# Given problem
Give back the full listing verbatim, apart from its images.

# Source data
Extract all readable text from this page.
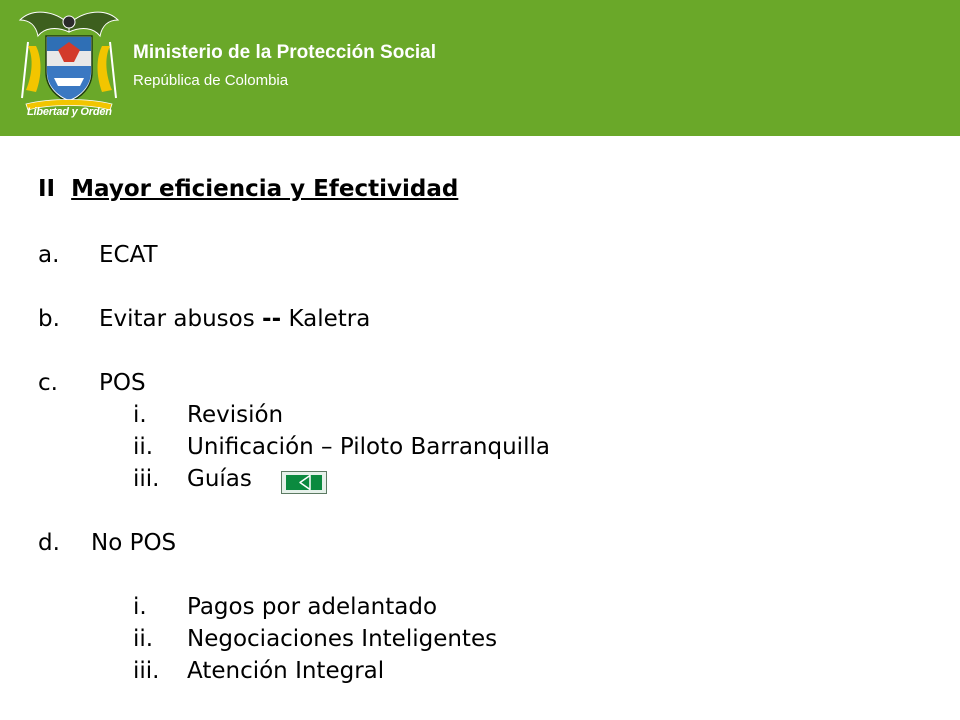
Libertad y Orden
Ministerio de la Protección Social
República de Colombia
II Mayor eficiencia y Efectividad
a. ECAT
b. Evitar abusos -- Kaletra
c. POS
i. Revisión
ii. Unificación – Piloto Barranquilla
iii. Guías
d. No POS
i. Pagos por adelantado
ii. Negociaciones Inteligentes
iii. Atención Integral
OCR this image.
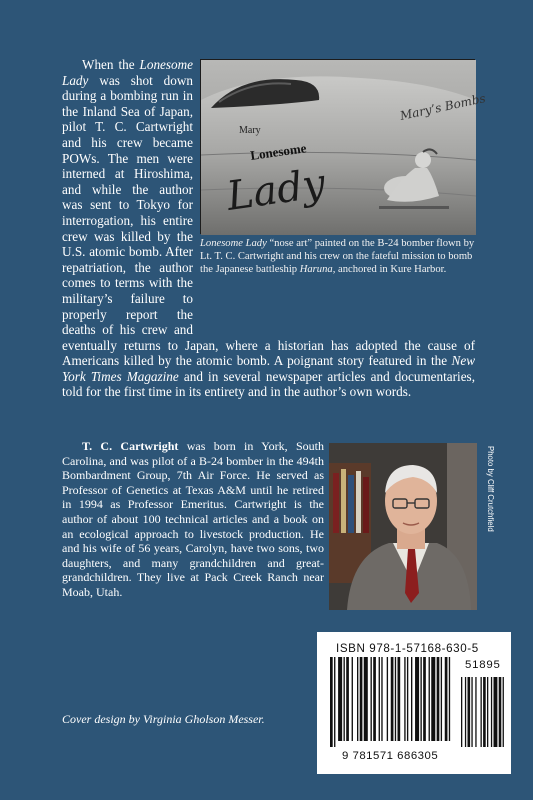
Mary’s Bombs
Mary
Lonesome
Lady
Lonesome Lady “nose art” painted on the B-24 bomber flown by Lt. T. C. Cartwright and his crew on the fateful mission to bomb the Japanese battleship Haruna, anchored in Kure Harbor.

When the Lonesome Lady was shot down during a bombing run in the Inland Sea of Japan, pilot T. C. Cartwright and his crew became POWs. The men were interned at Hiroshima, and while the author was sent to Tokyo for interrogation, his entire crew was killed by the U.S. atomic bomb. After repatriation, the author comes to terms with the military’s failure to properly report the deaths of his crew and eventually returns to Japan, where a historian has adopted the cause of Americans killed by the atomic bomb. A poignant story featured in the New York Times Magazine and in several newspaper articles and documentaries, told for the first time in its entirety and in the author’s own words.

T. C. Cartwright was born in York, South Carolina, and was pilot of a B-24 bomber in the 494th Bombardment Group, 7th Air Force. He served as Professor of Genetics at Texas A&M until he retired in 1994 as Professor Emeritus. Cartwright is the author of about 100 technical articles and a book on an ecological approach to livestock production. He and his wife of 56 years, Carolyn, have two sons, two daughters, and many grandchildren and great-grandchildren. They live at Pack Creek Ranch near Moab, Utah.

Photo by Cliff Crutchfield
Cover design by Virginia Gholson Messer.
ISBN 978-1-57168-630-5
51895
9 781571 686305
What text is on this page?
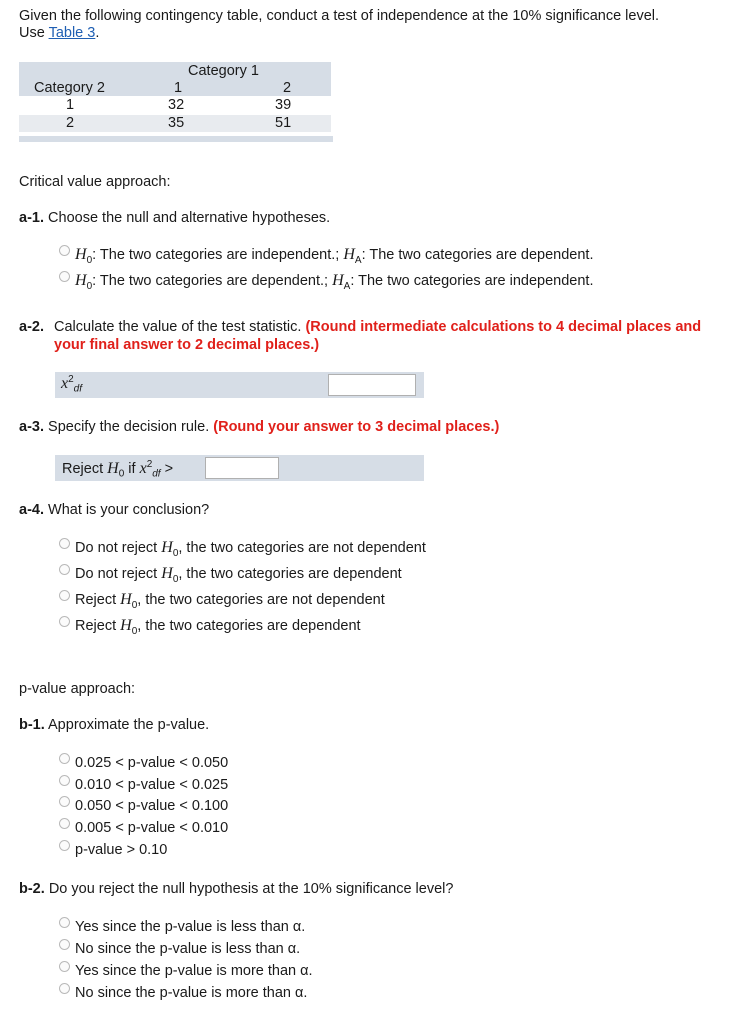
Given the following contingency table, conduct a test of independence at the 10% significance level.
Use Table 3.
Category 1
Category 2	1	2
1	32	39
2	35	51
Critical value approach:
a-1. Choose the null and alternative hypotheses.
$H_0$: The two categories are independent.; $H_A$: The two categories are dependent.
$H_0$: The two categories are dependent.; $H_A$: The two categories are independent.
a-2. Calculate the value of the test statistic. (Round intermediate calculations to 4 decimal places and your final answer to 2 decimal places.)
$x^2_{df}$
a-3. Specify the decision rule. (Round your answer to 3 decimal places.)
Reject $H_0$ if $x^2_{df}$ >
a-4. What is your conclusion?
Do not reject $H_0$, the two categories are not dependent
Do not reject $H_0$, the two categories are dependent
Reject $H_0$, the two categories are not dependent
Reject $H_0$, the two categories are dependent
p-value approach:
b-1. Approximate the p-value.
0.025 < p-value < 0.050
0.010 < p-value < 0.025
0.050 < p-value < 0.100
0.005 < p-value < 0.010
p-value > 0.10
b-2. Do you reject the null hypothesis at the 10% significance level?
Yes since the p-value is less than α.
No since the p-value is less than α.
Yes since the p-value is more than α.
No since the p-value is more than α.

# Solved problem
Extract all readable text from this page.
Libertad y Orden
Ministerio de la Protección Social
República de Colombia
II Mayor eficiencia y Efectividad
a. ECAT
b. Evitar abusos -- Kaletra
c. POS
i. Revisión
ii. Unificación – Piloto Barranquilla
iii. Guías
d. No POS
i. Pagos por adelantado
ii. Negociaciones Inteligentes
iii. Atención Integral
OCR this image.
Mary’s Bombs
Mary
Lonesome
Lady
Lonesome Lady “nose art” painted on the B-24 bomber flown by Lt. T. C. Cartwright and his crew on the fateful mission to bomb the Japanese battleship Haruna, anchored in Kure Harbor.

When the Lonesome Lady was shot down during a bombing run in the Inland Sea of Japan, pilot T. C. Cartwright and his crew became POWs. The men were interned at Hiroshima, and while the author was sent to Tokyo for interrogation, his entire crew was killed by the U.S. atomic bomb. After repatriation, the author comes to terms with the military’s failure to properly report the deaths of his crew and eventually returns to Japan, where a historian has adopted the cause of Americans killed by the atomic bomb. A poignant story featured in the New York Times Magazine and in several newspaper articles and documentaries, told for the first time in its entirety and in the author’s own words.

T. C. Cartwright was born in York, South Carolina, and was pilot of a B-24 bomber in the 494th Bombardment Group, 7th Air Force. He served as Professor of Genetics at Texas A&M until he retired in 1994 as Professor Emeritus. Cartwright is the author of about 100 technical articles and a book on an ecological approach to livestock production. He and his wife of 56 years, Carolyn, have two sons, two daughters, and many grandchildren and great-grandchildren. They live at Pack Creek Ranch near Moab, Utah.

Photo by Cliff Crutchfield
Cover design by Virginia Gholson Messer.
ISBN 978-1-57168-630-5
51895
9 781571 686305
What text is on this page?
Given the following contingency table, conduct a test of independence at the 10% significance level.
Use Table 3.
Category 1
Category 2	1	2
1	32	39
2	35	51
Critical value approach:
a-1. Choose the null and alternative hypotheses.
$H_0$: The two categories are independent.; $H_A$: The two categories are dependent.
$H_0$: The two categories are dependent.; $H_A$: The two categories are independent.
a-2. Calculate the value of the test statistic. (Round intermediate calculations to 4 decimal places and your final answer to 2 decimal places.)
$x^2_{df}$
a-3. Specify the decision rule. (Round your answer to 3 decimal places.)
Reject $H_0$ if $x^2_{df}$ >
a-4. What is your conclusion?
Do not reject $H_0$, the two categories are not dependent
Do not reject $H_0$, the two categories are dependent
Reject $H_0$, the two categories are not dependent
Reject $H_0$, the two categories are dependent
p-value approach:
b-1. Approximate the p-value.
0.025 < p-value < 0.050
0.010 < p-value < 0.025
0.050 < p-value < 0.100
0.005 < p-value < 0.010
p-value > 0.10
b-2. Do you reject the null hypothesis at the 10% significance level?
Yes since the p-value is less than α.
No since the p-value is less than α.
Yes since the p-value is more than α.
No since the p-value is more than α.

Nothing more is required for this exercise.